§ TEXTO SELECIONADO
___

De resto, o futuro do mercado de emprego (como o futuro tout court) é incerto. Mas pode dizer-se que parecem ter razão os que apelam a licenciaturas de espectro largo, em que se privilegie a boa formação de base e a adaptabilidade a novas situações. A boa qualidade da formação inicial é a melhor garantia para um futuro incerto e exigente.

Do Ensino Politécnico tem-se falado muito nos últimos tempos. Deixarei aqui apenas uma breve anotação sobre a defesa, que alguns fazem, da necessidade de levar a "convergir" o Ensino Politécnico e a Universidade. Essa convergência é realmente uma hipótese. O país pode vir a concluir que não se justifica um subsistema de Ensino Superior com vocação específica para a formação de técnicos, e deixar essa formação para as empresas e para a Universidade (onde ela, em ambos os casos, já existe). Mas, se for esse o rumo (questão que está longe de ser pacífica), a palavra a usar não é "transformação" das instituições politécnicas em universidades, mas sim "integração" daquelas nestas.

___

§ MATERIAL FORNECIDO

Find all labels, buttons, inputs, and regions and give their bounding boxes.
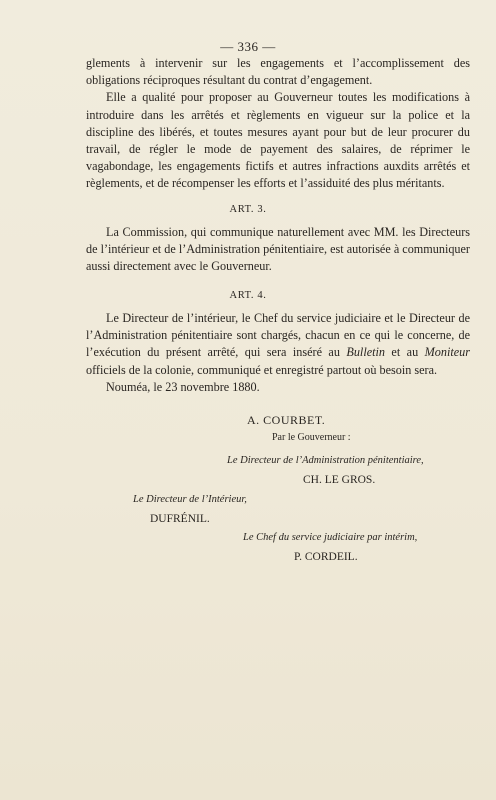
article-4-text-start: Le Directeur de l’intérieur, le Chef du service judiciaire et le Directeur de l’Administration pénitentiaire sont chargés, chacun en ce qui le concerne, de l’exécution du présent arrêté, qui sera inséré au [86, 311, 470, 360]
governor-signature: A. COURBET. [247, 413, 326, 427]
justice-chief-title: Le Chef du service judiciaire par intérim, [243, 532, 418, 543]
paragraph-commission-powers: Elle a qualité pour proposer au Gouverneur toutes les modifications à introduire dans les arrêtés et règlements en vigueur sur la police et la discipline des libérés, et toutes mesures ayant pour but de leur procurer du travail, de régler le mode de payement des salaires, de réprimer le vagabondage, les engagements fictifs et autres infractions auxdits arrêtés et règlements, et de récompenser les efforts et l’assiduité des plus méritants. [86, 90, 470, 191]
moniteur-title: Moniteur [424, 345, 470, 360]
article-4-text-middle: et au [384, 345, 425, 360]
admin-director-name: CH. LE GROS. [303, 474, 376, 486]
article-4-text-end: officiels de la colonie, communiqué et enregistré partout où besoin sera. [86, 362, 438, 377]
article-4-text-block [86, 310, 470, 396]
paragraph-continuation: glements à intervenir sur les engagements et l’accomplissement des obligations réciproques résultant du contrat d’engagement. [86, 56, 470, 88]
article-3-heading: ART. 3. [229, 204, 267, 215]
article-4-heading: ART. 4. [229, 290, 267, 301]
article-3-text-block [86, 224, 470, 276]
par-le-gouverneur: Par le Gouverneur : [272, 432, 351, 443]
admin-director-title: Le Directeur de l’Administration pénitentiaire, [227, 455, 424, 466]
article-3-text: La Commission, qui communique naturellement avec MM. les Directeurs de l’intérieur et de l’Administration pénitentiaire, est autorisée à communiquer aussi directement avec le Gouverneur. [86, 225, 470, 274]
bulletin-title: Bulletin [346, 345, 385, 360]
date-line: Nouméa, le 23 novembre 1880. [106, 379, 260, 394]
page-number: — 336 — [220, 39, 276, 54]
justice-chief-name: P. CORDEIL. [294, 551, 358, 563]
interior-director-name: DUFRÉNIL. [150, 513, 210, 525]
article-4-text [86, 310, 470, 379]
opening-text [86, 55, 470, 193]
interior-director-title: Le Directeur de l’Intérieur, [133, 494, 247, 505]
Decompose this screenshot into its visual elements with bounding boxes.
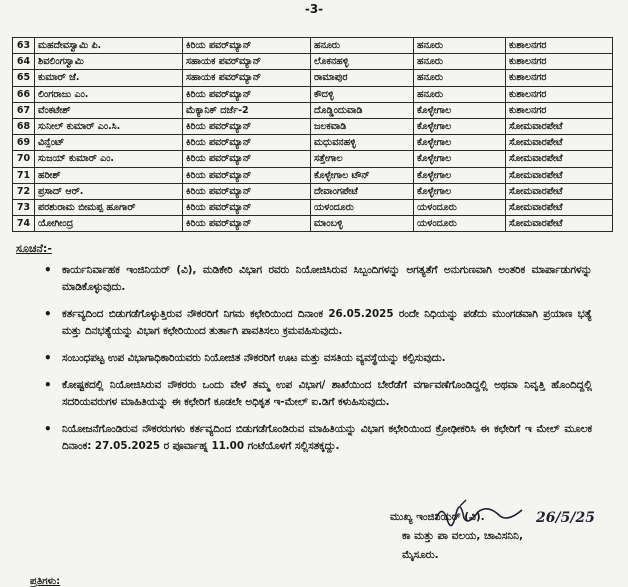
- designation-cell: ಕಿರಿಯ ಪವರ್‌ಮ್ಯಾನ್: [183, 38, 311, 54]
- division-cell: ಕುಶಾಲನಗರ: [506, 102, 613, 118]
- table-row: [13, 54, 613, 70]
- row-number-cell: 66: [13, 86, 35, 102]
- note-text: ಸಂಬಂಧಪಟ್ಟ ಉಪ ವಿಭಾಗಾಧಿಕಾರಿಯವರು ನಿಯೋಜಿತ ನೌಕರರಿಗೆ ಊಟ ಮತ್ತು ವಸತಿಯ ವ್ಯವಸ್ಥೆಯನ್ನು ಕಲ್ಪಿಸುವುದು.: [62, 352, 446, 364]
- bullet-icon: •: [44, 263, 52, 277]
- subdivision-cell: ಕೊಳ್ಳೇಗಾಲ: [414, 118, 506, 134]
- row-number-cell: 71: [13, 167, 35, 183]
- subdivision-cell: ಕೊಳ್ಳೇಗಾಲ: [414, 151, 506, 167]
- signature-office: ಕಾ ಮತ್ತು ಪಾ ವಲಯ, ಚಾವಿಸನಿನಿ,: [402, 530, 523, 542]
- bullet-icon: •: [44, 307, 52, 321]
- row-number-cell: 72: [13, 183, 35, 199]
- table-row: [13, 102, 613, 118]
- roster-body: [13, 38, 613, 232]
- note-text: ಕರ್ತವ್ಯದಿಂದ ಬಿಡುಗಡೆಗೊಳ್ಳುತ್ತಿರುವ ನೌಕರರಿಗೆ ನಿಗಮ ಕಛೇರಿಯಿಂದ ದಿನಾಂಕ 26.05.2025 ರಂದೇ ನಿಧಿಯನ್ನು ಪಡೆದು ಮುಂಗಡವಾಗಿ ಪ್ರಯಾಣ ಭತ್ಯೆ ಮತ್ತು ದಿನಭತ್ಯೆಯನ್ನು ವಿಭಾಗ ಕಛೇರಿಯಿಂದ ತುರ್ತಾಗಿ ಪಾವತಿಸಲು ಕ್ರಮವಹಿಸುವುದು.: [62, 308, 592, 337]
- bullet-icon: •: [44, 351, 52, 365]
- table-row: [13, 183, 613, 199]
- place-cell: ದೊಡ್ಡಿಂದುವಾಡಿ: [311, 102, 414, 118]
- subdivision-cell: ಕೊಳ್ಳೇಗಾಲ: [414, 102, 506, 118]
- note-text: ಕೋಷ್ಟಕದಲ್ಲಿ ನಿಯೋಜಿಸಿರುವ ನೌಕರರು ಒಂದು ವೇಳೆ ತಮ್ಮ ಉಪ ವಿಭಾಗ/ ಶಾಖೆಯಿಂದ ಬೇರೆಡೆಗೆ ವರ್ಗಾವಣೆಗೊಂಡಿದ್ದಲ್ಲಿ ಅಥವಾ ನಿವೃತ್ತಿ ಹೊಂದಿದ್ದಲ್ಲಿ ಸದರಿಯವರುಗಳ ಮಾಹಿತಿಯನ್ನು ಈ ಕಛೇರಿಗೆ ಕೂಡಲೇ ಅಧಿಕೃತ ಇ-ಮೇಲ್ ಐ.ಡಿಗೆ ಕಳುಹಿಸುವುದು.: [62, 379, 592, 408]
- table-row: [13, 70, 613, 86]
- place-cell: ಕೌದಳ್ಳಿ: [311, 86, 414, 102]
- row-number-cell: 63: [13, 38, 35, 54]
- employee-name-cell: ವಿನ್ಸೆಂಟ್: [35, 135, 183, 151]
- employee-name-cell: ಲಿಂಗರಾಜು ಎಂ.: [35, 86, 183, 102]
- notes-heading: ಸೂಚನೆ:-: [16, 242, 52, 255]
- signature-date: 26/5/25: [536, 510, 595, 526]
- division-cell: ಕುಶಾಲನಗರ: [506, 86, 613, 102]
- employee-name-cell: ಯೋಗೀಂದ್ರ: [35, 216, 183, 232]
- designation-cell: ಸಹಾಯಕ ಪವರ್‌ಮ್ಯಾನ್: [183, 54, 311, 70]
- employee-name-cell: ಹರೀಶ್: [35, 167, 183, 183]
- employee-name-cell: ಸುನೀಲ್ ಕುಮಾರ್ ಎಂ.ಸಿ.: [35, 118, 183, 134]
- place-cell: ಲೊಕನಹಳ್ಳಿ: [311, 54, 414, 70]
- row-number-cell: 68: [13, 118, 35, 134]
- row-number-cell: 64: [13, 54, 35, 70]
- row-number-cell: 70: [13, 151, 35, 167]
- table-row: [13, 135, 613, 151]
- row-number-cell: 74: [13, 216, 35, 232]
- subdivision-cell: ಕೊಳ್ಳೇಗಾಲ: [414, 167, 506, 183]
- designation-cell: ಕಿರಿಯ ಪವರ್‌ಮ್ಯಾನ್: [183, 167, 311, 183]
- place-cell: ಮಧುವನಹಳ್ಳಿ: [311, 135, 414, 151]
- place-cell: ಹನೂರು: [311, 38, 414, 54]
- row-number-cell: 65: [13, 70, 35, 86]
- place-cell: ಯಳಂದೂರು: [311, 199, 414, 215]
- designation-cell: ಕಿರಿಯ ಪವರ್‌ಮ್ಯಾನ್: [183, 216, 311, 232]
- designation-cell: ಕಿರಿಯ ಪವರ್‌ಮ್ಯಾನ್: [183, 151, 311, 167]
- employee-name-cell: ಮಹದೇವಸ್ವಾಮಿ ಪಿ.: [35, 38, 183, 54]
- signature-block: [390, 508, 620, 565]
- note-text: ಕಾರ್ಯನಿರ್ವಾಹಕ ಇಂಜಿನಿಯರ್ (ವಿ), ಮಡಿಕೇರಿ ವಿಭಾಗ ರವರು ನಿಯೋಜಿಸಿರುವ ಸಿಬ್ಬಂದಿಗಳನ್ನು ಅಗತ್ಯತೆಗೆ ಅನುಗುಣವಾಗಿ ಅಂತರಿಕ ಮಾರ್ಪಾಡುಗಳನ್ನು ಮಾಡಿಕೊಳ್ಳುವುದು.: [62, 264, 592, 293]
- table-row: [13, 151, 613, 167]
- signature-title: ಮುಖ್ಯ ಇಂಜಿನಿಯರ್ (ವಿ).: [390, 511, 485, 523]
- place-cell: ಮಾಂಬಳ್ಳಿ: [311, 216, 414, 232]
- note-item: [44, 350, 592, 367]
- table-row: [13, 167, 613, 183]
- subdivision-cell: ಯಳಂದೂರು: [414, 216, 506, 232]
- note-item: [44, 262, 592, 296]
- place-cell: ಜಲಕವಾಡಿ: [311, 118, 414, 134]
- designation-cell: ಕಿರಿಯ ಪವರ್‌ಮ್ಯಾನ್: [183, 118, 311, 134]
- employee-name-cell: ವೆಂಕಟೇಶ್: [35, 102, 183, 118]
- row-number-cell: 69: [13, 135, 35, 151]
- division-cell: ಸೋಮವಾರಪೇಟೆ: [506, 167, 613, 183]
- employee-name-cell: ಪರಶುರಾಮ ಬೀಮಪ್ಪ ಹೂಗಾರ್: [35, 199, 183, 215]
- division-cell: ಸೋಮವಾರಪೇಟೆ: [506, 183, 613, 199]
- employee-name-cell: ಪ್ರಸಾದ್ ಆರ್.: [35, 183, 183, 199]
- subdivision-cell: ಯಳಂದೂರು: [414, 199, 506, 215]
- row-number-cell: 67: [13, 102, 35, 118]
- employee-name-cell: ಶಿವಲಿಂಗಸ್ವಾಮಿ: [35, 54, 183, 70]
- division-cell: ಕುಶಾಲನಗರ: [506, 38, 613, 54]
- place-cell: ಸತ್ತೇಗಾಲ: [311, 151, 414, 167]
- table-row: [13, 38, 613, 54]
- copies-label: ಪ್ರತಿಗಳು:: [30, 576, 61, 587]
- page-number: -3-: [304, 2, 324, 16]
- table-row: [13, 118, 613, 134]
- subdivision-cell: ಹನೂರು: [414, 86, 506, 102]
- division-cell: ಸೋಮವಾರಪೇಟೆ: [506, 216, 613, 232]
- employee-name-cell: ಸುಜಯ್ ಕುಮಾರ್ ಎಂ.: [35, 151, 183, 167]
- roster-table: [12, 37, 613, 232]
- subdivision-cell: ಹನೂರು: [414, 38, 506, 54]
- subdivision-cell: ಹನೂರು: [414, 70, 506, 86]
- division-cell: ಕುಶಾಲನಗರ: [506, 54, 613, 70]
- subdivision-cell: ಹನೂರು: [414, 54, 506, 70]
- designation-cell: ಕಿರಿಯ ಪವರ್‌ಮ್ಯಾನ್: [183, 199, 311, 215]
- division-cell: ಕುಶಾಲನಗರ: [506, 70, 613, 86]
- bullet-icon: •: [44, 378, 52, 392]
- designation-cell: ಕಿರಿಯ ಪವರ್‌ಮ್ಯಾನ್: [183, 183, 311, 199]
- designation-cell: ಮೆಕ್ಯಾನಿಕ್ ದರ್ಜೆ-2: [183, 102, 311, 118]
- signature-city: ಮೈಸೂರು.: [402, 549, 439, 561]
- note-item: [44, 306, 592, 340]
- table-row: [13, 86, 613, 102]
- place-cell: ಕೊಳ್ಳೇಗಾಲ ಟೌನ್: [311, 167, 414, 183]
- division-cell: ಸೋಮವಾರಪೇಟೆ: [506, 199, 613, 215]
- notes-list: [44, 262, 592, 465]
- employee-name-cell: ಕುಮಾರ್ ಜೆ.: [35, 70, 183, 86]
- designation-cell: ಕಿರಿಯ ಪವರ್‌ಮ್ಯಾನ್: [183, 86, 311, 102]
- subdivision-cell: ಕೊಳ್ಳೇಗಾಲ: [414, 183, 506, 199]
- note-text: ನಿಯೋಜನೆಗೊಂಡಿರುವ ನೌಕರರುಗಳು ಕರ್ತವ್ಯದಿಂದ ಬಿಡುಗಡೆಗೊಂಡಿರುವ ಮಾಹಿತಿಯನ್ನು ವಿಭಾಗ ಕಛೇರಿಯಿಂದ ಕ್ರೋಢೀಕರಿಸಿ ಈ ಕಛೇರಿಗೆ ಇ ಮೇಲ್ ಮೂಲಕ ದಿನಾಂಕ: 27.05.2025 ರ ಪೂರ್ವಾಹ್ನ 11.00 ಗಂಟೆಯೊಳಗೆ ಸಲ್ಲಿಸತಕ್ಕದ್ದು.: [62, 423, 592, 452]
- bullet-icon: •: [44, 422, 52, 436]
- place-cell: ರಾಮಾಪುರ: [311, 70, 414, 86]
- note-item: [44, 421, 592, 455]
- table-row: [13, 199, 613, 215]
- division-cell: ಸೋಮವಾರಪೇಟೆ: [506, 151, 613, 167]
- table-row: [13, 216, 613, 232]
- row-number-cell: 73: [13, 199, 35, 215]
- designation-cell: ಸಹಾಯಕ ಪವರ್‌ಮ್ಯಾನ್: [183, 70, 311, 86]
- division-cell: ಸೋಮವಾರಪೇಟೆ: [506, 135, 613, 151]
- division-cell: ಸೋಮವಾರಪೇಟೆ: [506, 118, 613, 134]
- note-item: [44, 377, 592, 411]
- designation-cell: ಕಿರಿಯ ಪವರ್‌ಮ್ಯಾನ್: [183, 135, 311, 151]
- subdivision-cell: ಕೊಳ್ಳೇಗಾಲ: [414, 135, 506, 151]
- place-cell: ದೇವಾಂಗಪೇಟೆ: [311, 183, 414, 199]
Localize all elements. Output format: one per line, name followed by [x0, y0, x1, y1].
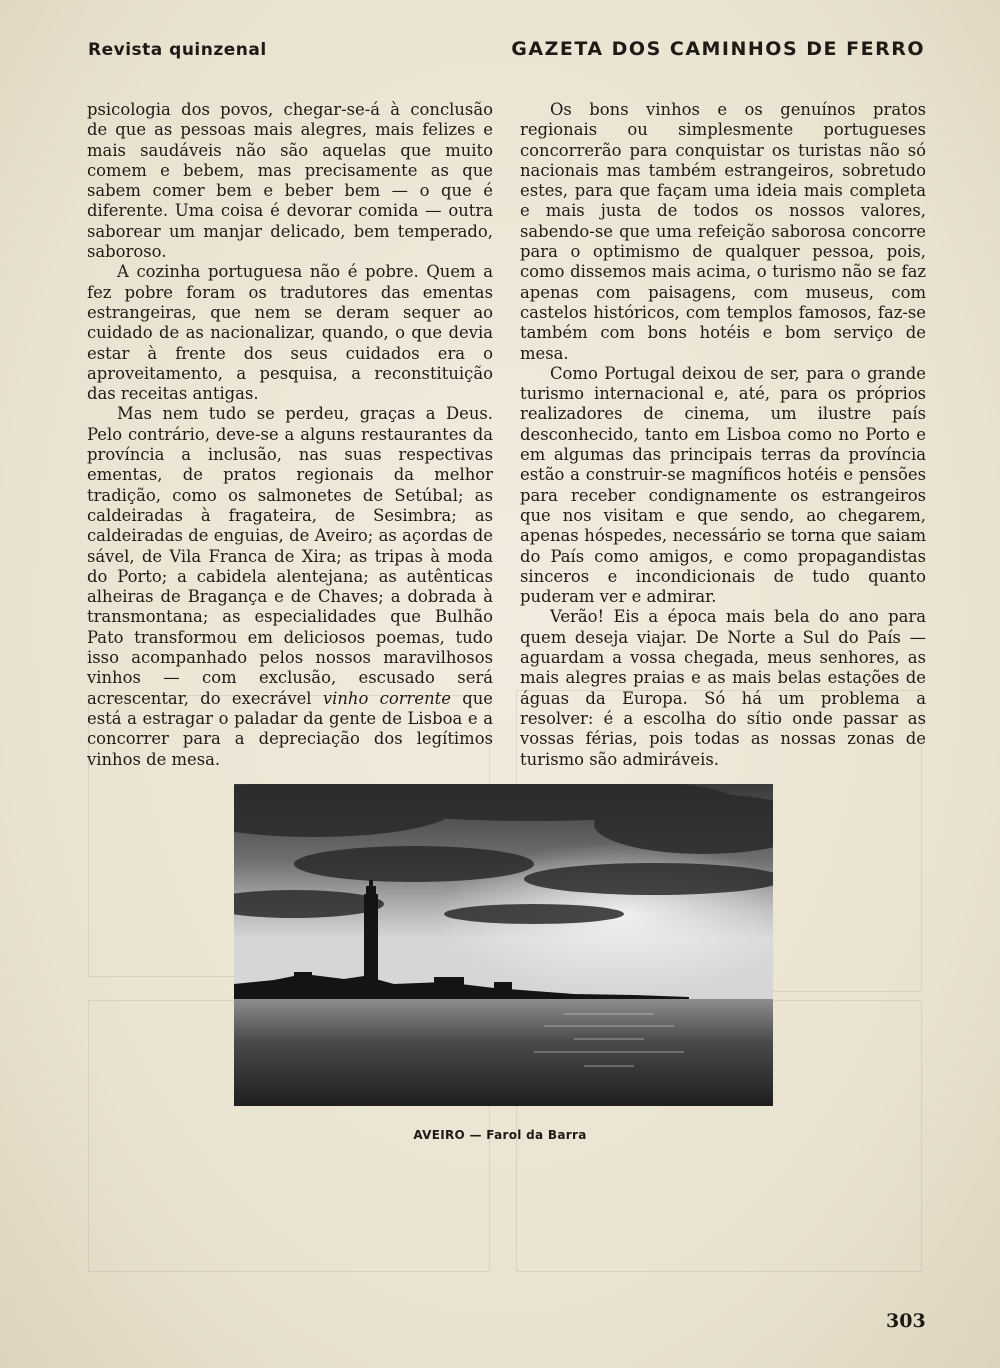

___

§ AS SUAS INSTRUÇÕES
Segundo o texto sobre o ensino superior, qual é a melhor garantia para um futuro incerto e exigente? As entradas não têm qualquer papel nisto.

§ TAREFA CONCLUÍDA
A boa qualidade da formação inicial.